> **WRITTEN REQUEST**:
All lines from the one containing "Decode this image" through the final line of the records below should be reproduced exactly, with the pictures left out.

(Stored data)

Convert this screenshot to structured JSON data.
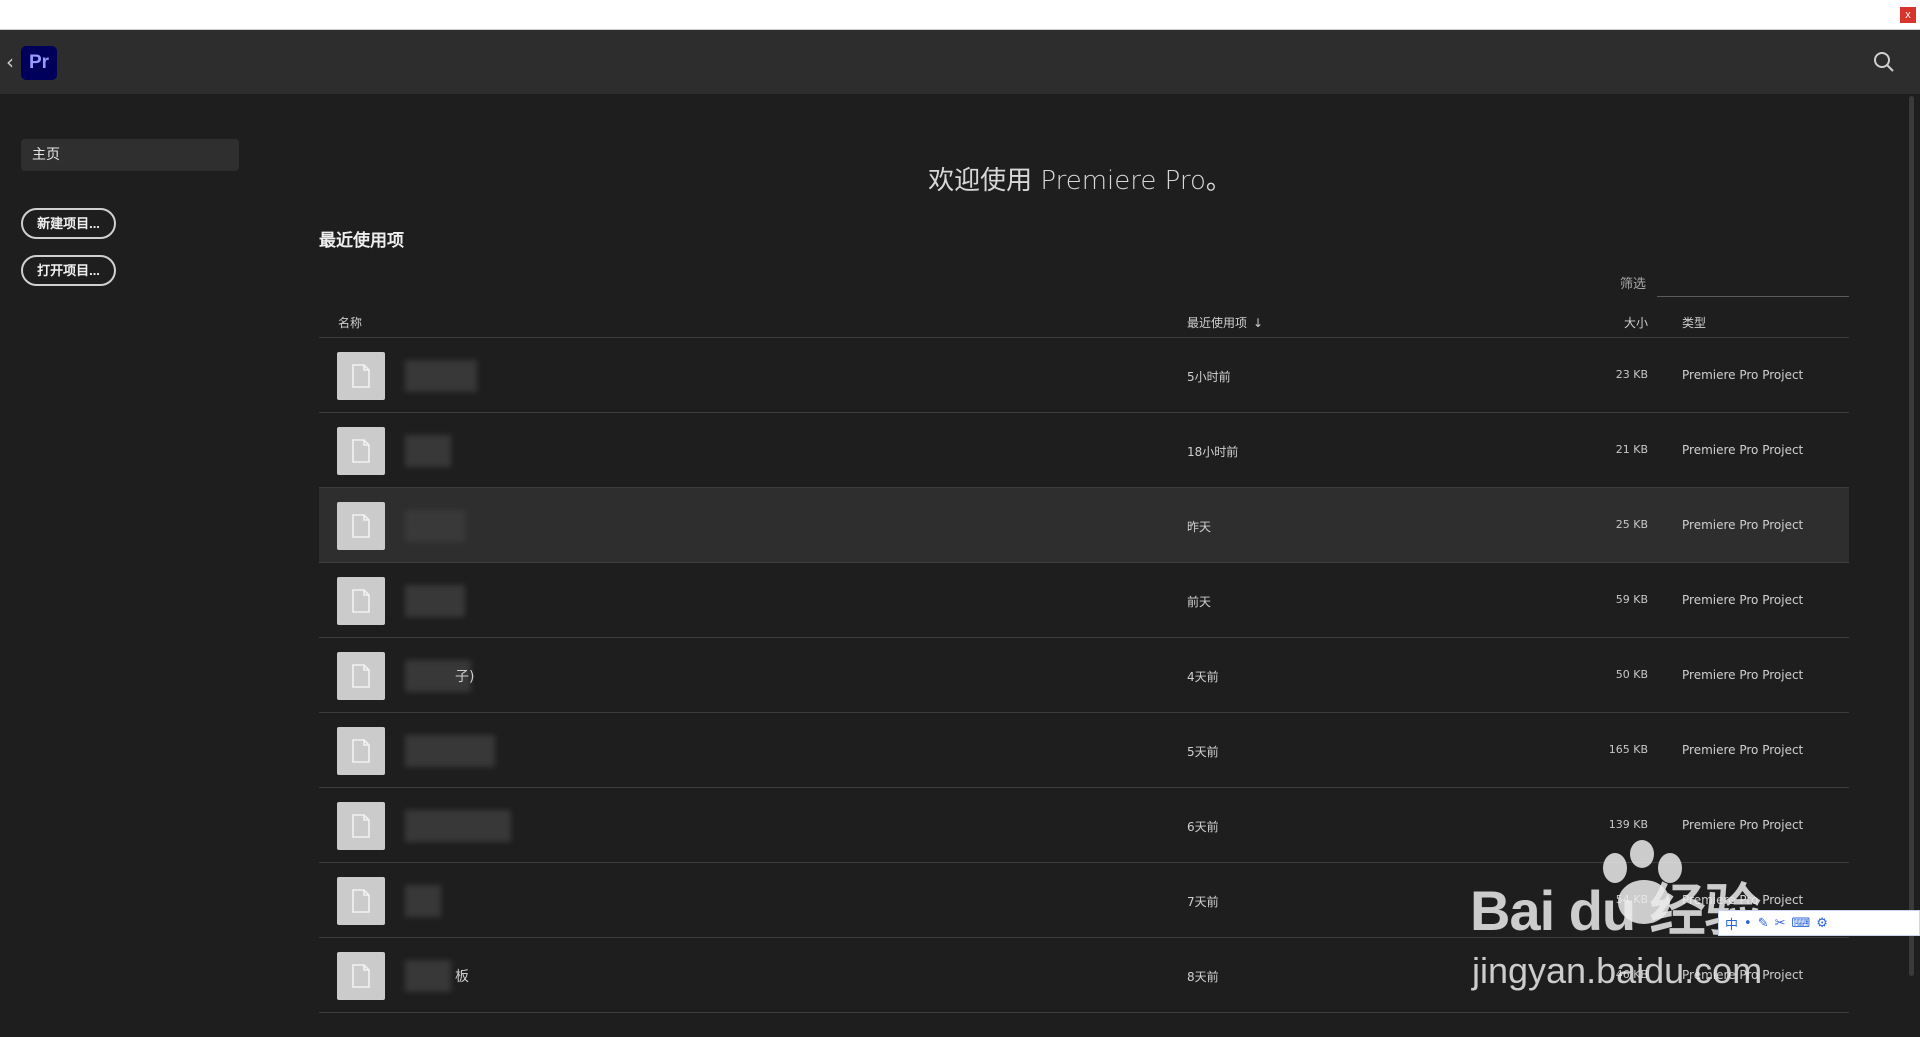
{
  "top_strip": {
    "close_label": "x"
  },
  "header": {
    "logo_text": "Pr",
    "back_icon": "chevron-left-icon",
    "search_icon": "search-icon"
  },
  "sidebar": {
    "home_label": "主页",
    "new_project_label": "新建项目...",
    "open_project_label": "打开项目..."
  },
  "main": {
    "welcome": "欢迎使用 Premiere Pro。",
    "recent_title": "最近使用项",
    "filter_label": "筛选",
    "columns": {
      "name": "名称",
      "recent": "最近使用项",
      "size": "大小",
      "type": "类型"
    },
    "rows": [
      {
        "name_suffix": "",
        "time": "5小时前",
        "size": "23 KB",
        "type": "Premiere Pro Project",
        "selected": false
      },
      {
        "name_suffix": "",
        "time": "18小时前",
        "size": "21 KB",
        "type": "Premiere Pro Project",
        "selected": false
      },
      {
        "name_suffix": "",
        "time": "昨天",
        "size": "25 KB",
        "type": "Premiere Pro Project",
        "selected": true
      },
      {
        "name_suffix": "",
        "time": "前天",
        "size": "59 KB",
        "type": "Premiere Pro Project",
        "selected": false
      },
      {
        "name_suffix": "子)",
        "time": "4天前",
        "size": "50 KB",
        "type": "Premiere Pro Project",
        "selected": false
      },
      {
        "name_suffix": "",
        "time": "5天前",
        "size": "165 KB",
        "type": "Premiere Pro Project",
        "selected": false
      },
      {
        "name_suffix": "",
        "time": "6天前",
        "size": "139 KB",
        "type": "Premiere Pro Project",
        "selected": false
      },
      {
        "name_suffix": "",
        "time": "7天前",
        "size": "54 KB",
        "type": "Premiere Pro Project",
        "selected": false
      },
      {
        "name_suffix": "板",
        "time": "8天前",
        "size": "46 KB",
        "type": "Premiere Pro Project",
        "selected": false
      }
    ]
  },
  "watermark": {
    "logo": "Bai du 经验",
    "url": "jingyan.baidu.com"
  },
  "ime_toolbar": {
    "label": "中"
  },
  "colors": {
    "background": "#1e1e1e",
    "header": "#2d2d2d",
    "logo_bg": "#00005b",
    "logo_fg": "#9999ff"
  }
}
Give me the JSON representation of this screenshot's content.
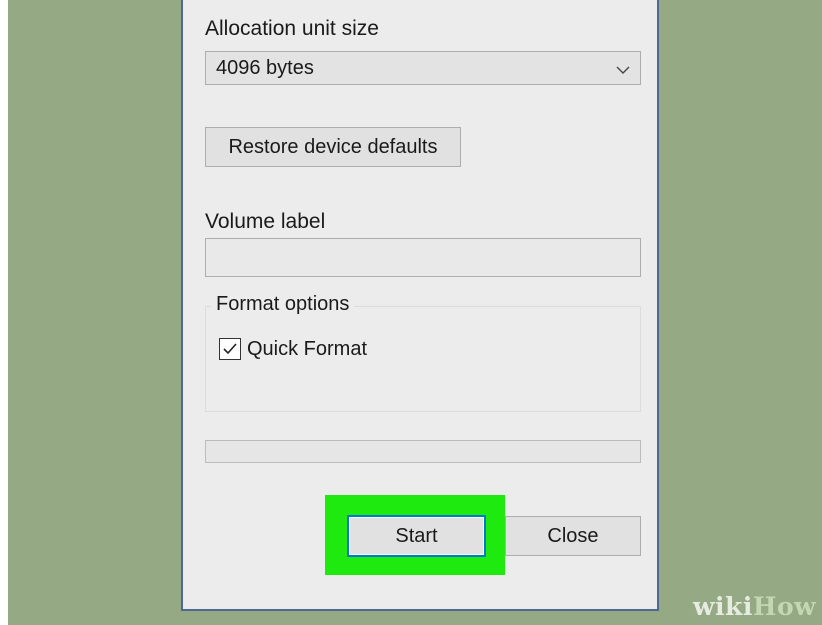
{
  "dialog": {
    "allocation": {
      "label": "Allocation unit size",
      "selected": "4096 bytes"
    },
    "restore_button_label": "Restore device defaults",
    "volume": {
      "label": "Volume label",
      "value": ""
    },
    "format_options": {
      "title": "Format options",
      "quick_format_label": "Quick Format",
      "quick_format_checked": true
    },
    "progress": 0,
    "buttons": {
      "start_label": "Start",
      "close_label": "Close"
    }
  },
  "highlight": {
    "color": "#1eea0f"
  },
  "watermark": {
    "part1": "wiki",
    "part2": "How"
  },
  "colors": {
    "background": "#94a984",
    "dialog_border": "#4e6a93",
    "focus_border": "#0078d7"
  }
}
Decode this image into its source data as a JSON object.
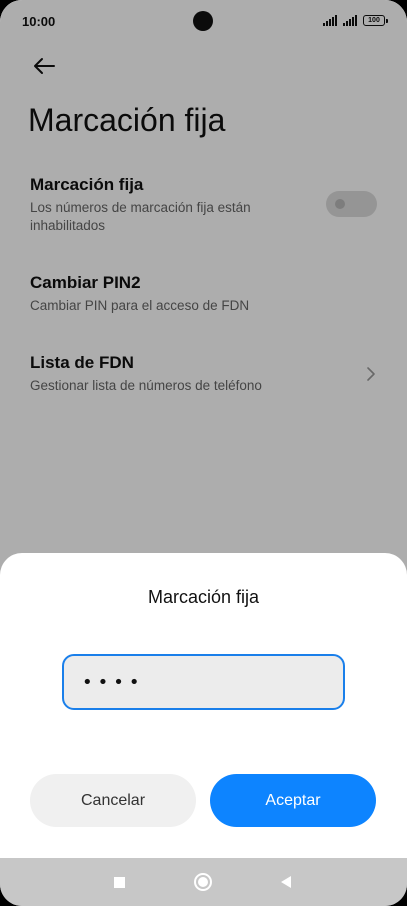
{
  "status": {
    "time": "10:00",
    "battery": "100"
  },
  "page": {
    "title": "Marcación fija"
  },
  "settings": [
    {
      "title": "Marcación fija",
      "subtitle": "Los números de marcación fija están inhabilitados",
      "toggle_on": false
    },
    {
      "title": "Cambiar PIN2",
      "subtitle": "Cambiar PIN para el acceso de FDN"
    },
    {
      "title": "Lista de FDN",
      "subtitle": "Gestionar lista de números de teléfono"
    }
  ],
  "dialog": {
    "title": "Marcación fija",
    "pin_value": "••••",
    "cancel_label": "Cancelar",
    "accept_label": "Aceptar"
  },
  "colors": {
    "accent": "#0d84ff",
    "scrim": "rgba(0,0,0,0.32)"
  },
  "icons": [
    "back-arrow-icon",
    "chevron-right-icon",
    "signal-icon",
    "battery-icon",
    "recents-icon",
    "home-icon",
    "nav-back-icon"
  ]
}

> **COMPLETE OUTPUT**:
Decode this image into its source data as a JSON object.
{
  "status": {
    "time": "10:00",
    "battery": "100"
  },
  "page": {
    "title": "Marcación fija"
  },
  "settings": [
    {
      "title": "Marcación fija",
      "subtitle": "Los números de marcación fija están inhabilitados",
      "toggle_on": false
    },
    {
      "title": "Cambiar PIN2",
      "subtitle": "Cambiar PIN para el acceso de FDN"
    },
    {
      "title": "Lista de FDN",
      "subtitle": "Gestionar lista de números de teléfono"
    }
  ],
  "dialog": {
    "title": "Marcación fija",
    "pin_value": "••••",
    "cancel_label": "Cancelar",
    "accept_label": "Aceptar"
  },
  "colors": {
    "accent": "#0d84ff",
    "scrim": "rgba(0,0,0,0.32)"
  },
  "icons": [
    "back-arrow-icon",
    "chevron-right-icon",
    "signal-icon",
    "battery-icon",
    "recents-icon",
    "home-icon",
    "nav-back-icon"
  ]
}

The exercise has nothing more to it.